▶ [GOAL] Collect every line below that contains the word "asked".

====== DATA FOR THIS TASK ======

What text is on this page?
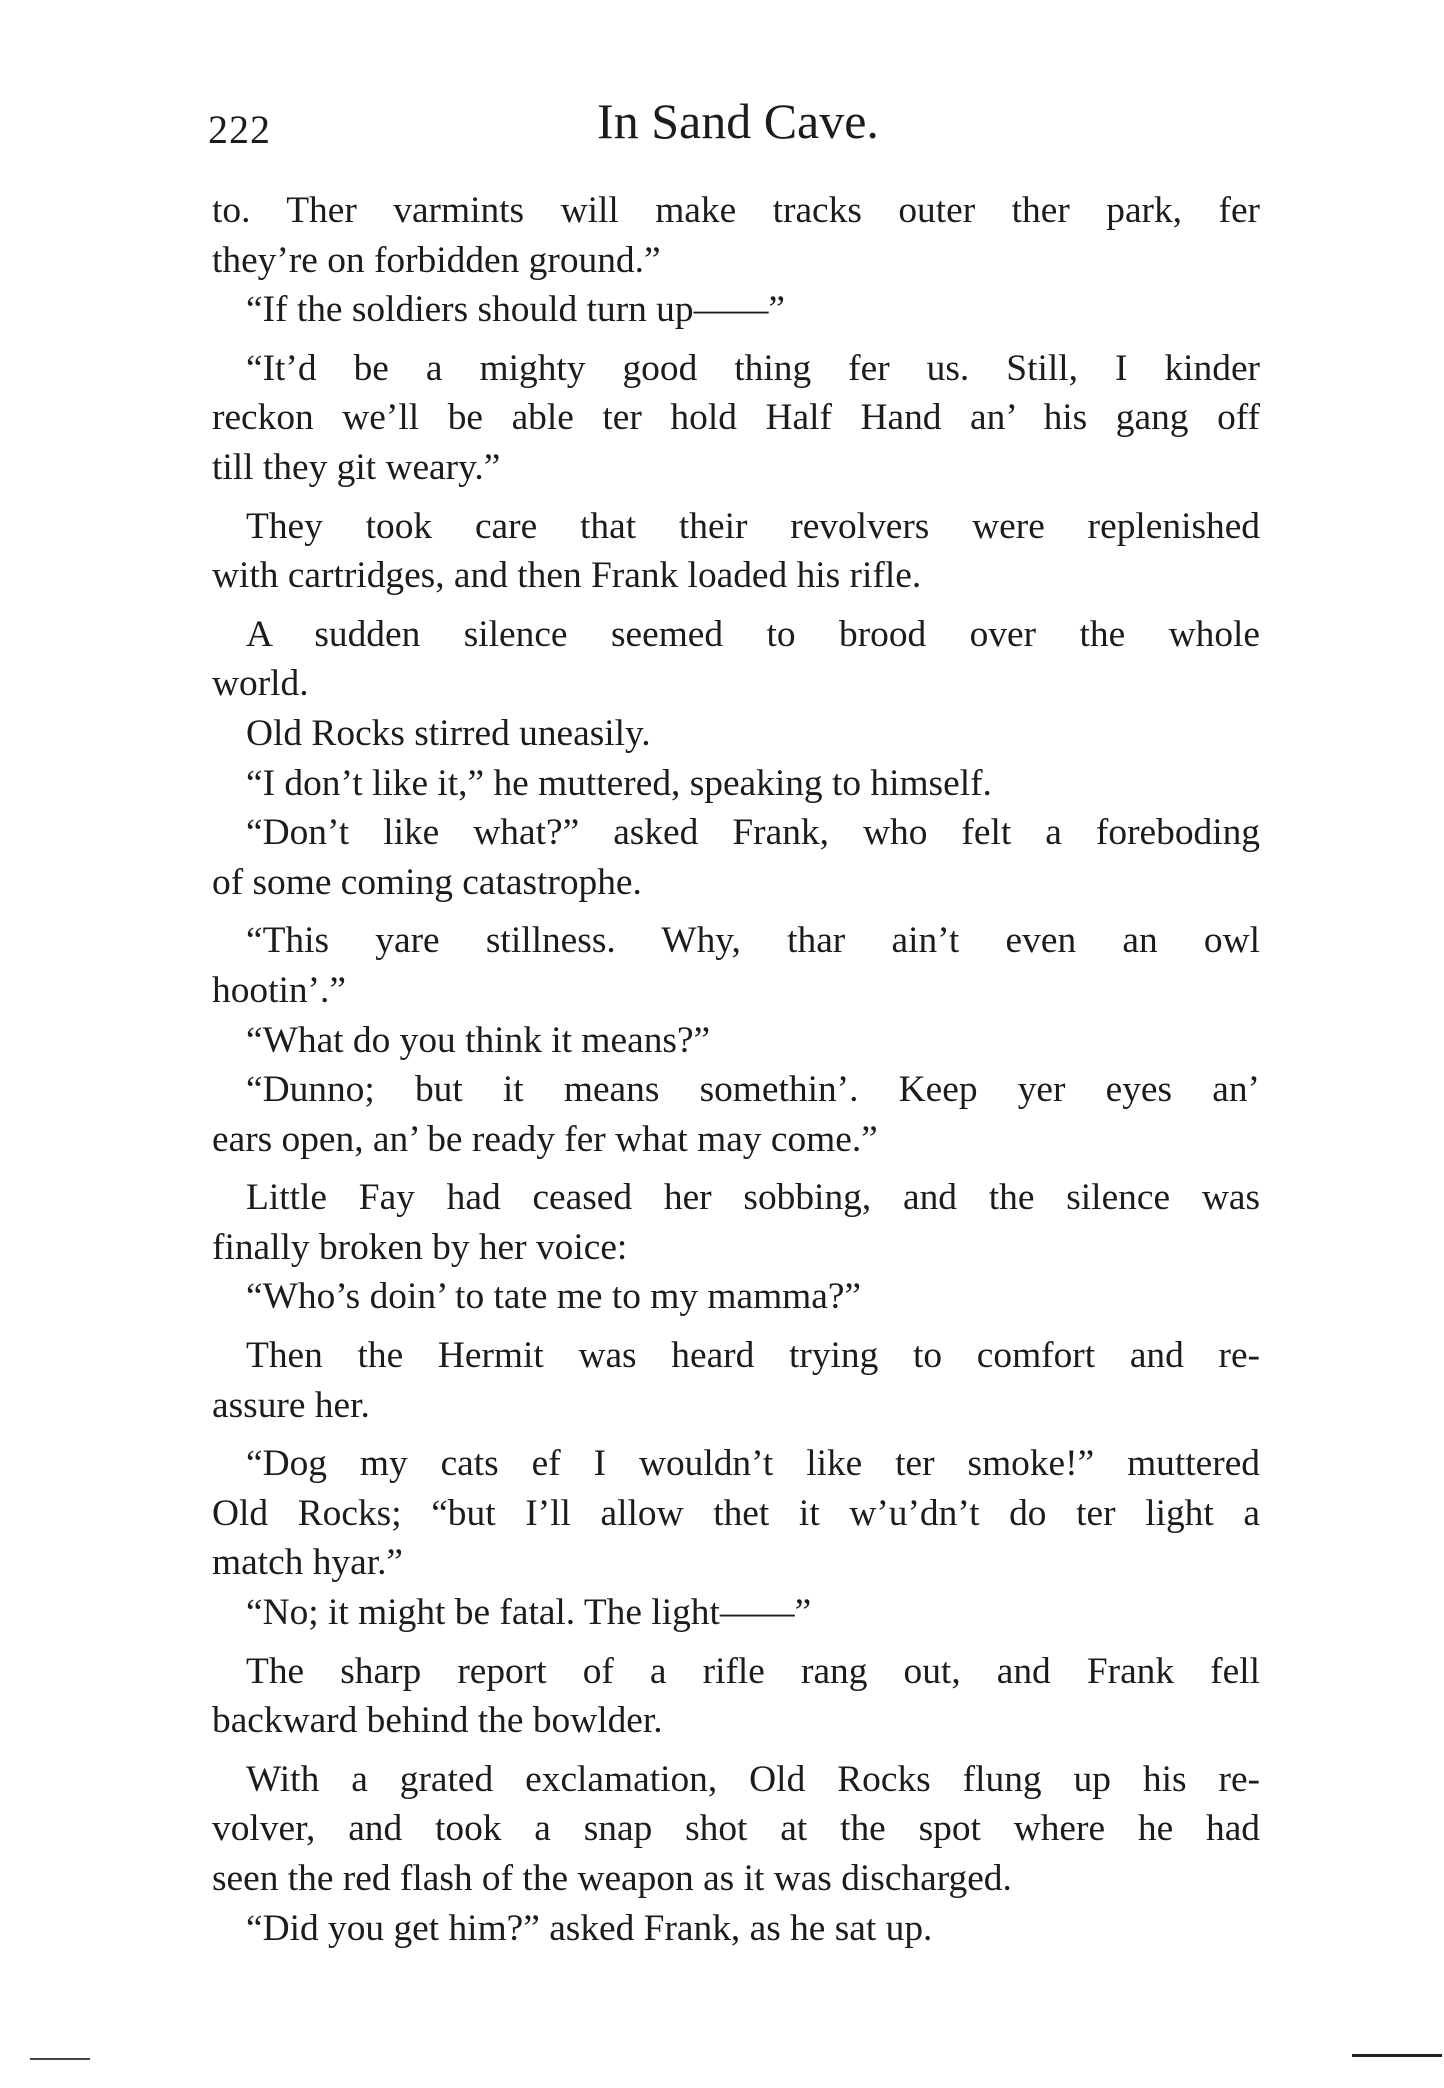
222	In Sand Cave.

to. Ther varmints will make tracks outer ther park, fer
they’re on forbidden ground.”

“If the soldiers should turn up——”

“It’d be a mighty good thing fer us. Still, I kinder
reckon we’ll be able ter hold Half Hand an’ his gang off
till they git weary.”

They took care that their revolvers were replenished
with cartridges, and then Frank loaded his rifle.

A sudden silence seemed to brood over the whole
world.

Old Rocks stirred uneasily.

“I don’t like it,” he muttered, speaking to himself.

“Don’t like what?” asked Frank, who felt a foreboding
of some coming catastrophe.

“This yare stillness. Why, thar ain’t even an owl
hootin’.”

“What do you think it means?”

“Dunno; but it means somethin’. Keep yer eyes an’
ears open, an’ be ready fer what may come.”

Little Fay had ceased her sobbing, and the silence was
finally broken by her voice:

“Who’s doin’ to tate me to my mamma?”

Then the Hermit was heard trying to comfort and re-
assure her.

“Dog my cats ef I wouldn’t like ter smoke!” muttered
Old Rocks; “but I’ll allow thet it w’u’dn’t do ter light a
match hyar.”

“No; it might be fatal. The light——”

The sharp report of a rifle rang out, and Frank fell
backward behind the bowlder.

With a grated exclamation, Old Rocks flung up his re-
volver, and took a snap shot at the spot where he had
seen the red flash of the weapon as it was discharged.

“Did you get him?” asked Frank, as he sat up.
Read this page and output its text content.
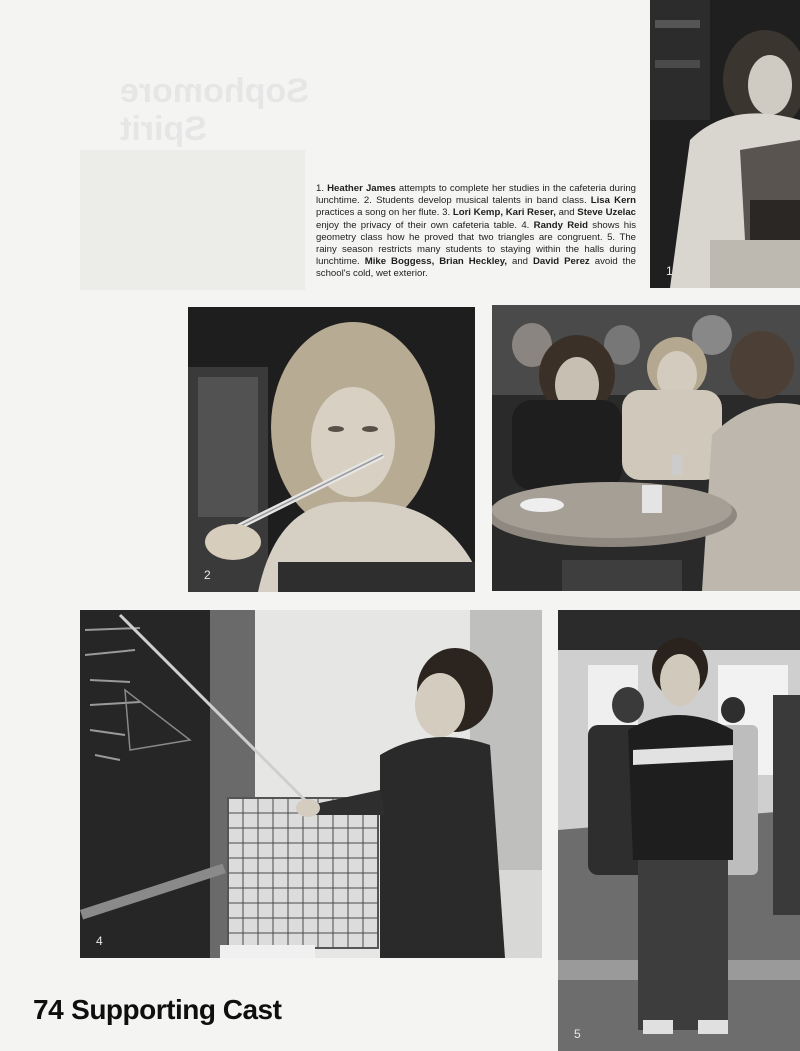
Sophomore Spirit
1

1. Heather James attempts to complete her studies in the cafeteria during lunchtime. 2. Students develop musical talents in band class. Lisa Kern practices a song on her flute. 3. Lori Kemp, Kari Reser, and Steve Uzelac enjoy the privacy of their own cafeteria table. 4. Randy Reid shows his geometry class how he proved that two triangles are congruent. 5. The rainy season restricts many students to staying within the halls during lunchtime. Mike Boggess, Brian Heckley, and David Perez avoid the school's cold, wet exterior.

2
4
5
74 Supporting Cast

======

▶ [WORKED SOLUTION]
“Don’t like what?” asked Frank, who felt a foreboding
“Did you get him?” asked Frank, as he sat up.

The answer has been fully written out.